WHAT THE EXERCISE ASKS —
Below are records to repeat exactly. Omit the pictures from the copy.

RECORDED INFORMATION —
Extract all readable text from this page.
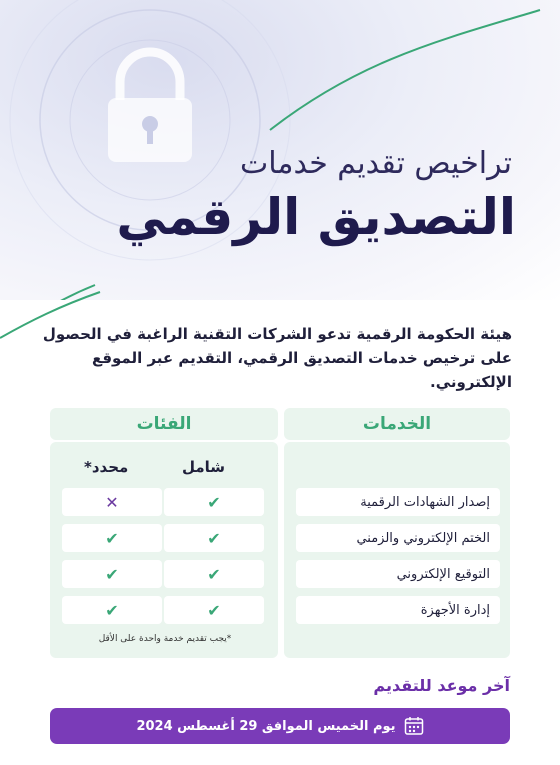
تراخيص تقديم خدمات
التصديق الرقمي
هيئة الحكومة الرقمية تدعو الشركات التقنية الراغبة في الحصول على ترخيص خدمات التصديق الرقمي، التقديم عبر الموقع الإلكتروني.
الخدمات
الفئات
شامل
محدد*
إصدار الشهادات الرقمية
الختم الإلكتروني والزمني
التوقيع الإلكتروني
إدارة الأجهزة
✔
✕
✔
✔
✔
✔
✔
✔
*يجب تقديم خدمة واحدة على الأقل
آخر موعد للتقديم
يوم الخميس الموافق 29 أغسطس 2024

EXPECTED ANSWER —
Extract all readable text from this page.
تراخيص تقديم خدمات
التصديق الرقمي
هيئة الحكومة الرقمية تدعو الشركات التقنية الراغبة في الحصول على ترخيص خدمات التصديق الرقمي، التقديم عبر الموقع الإلكتروني.
الخدمات
الفئات
شامل
محدد*
إصدار الشهادات الرقمية
الختم الإلكتروني والزمني
التوقيع الإلكتروني
إدارة الأجهزة
✔
✕
✔
✔
✔
✔
✔
✔
*يجب تقديم خدمة واحدة على الأقل
آخر موعد للتقديم
يوم الخميس الموافق 29 أغسطس 2024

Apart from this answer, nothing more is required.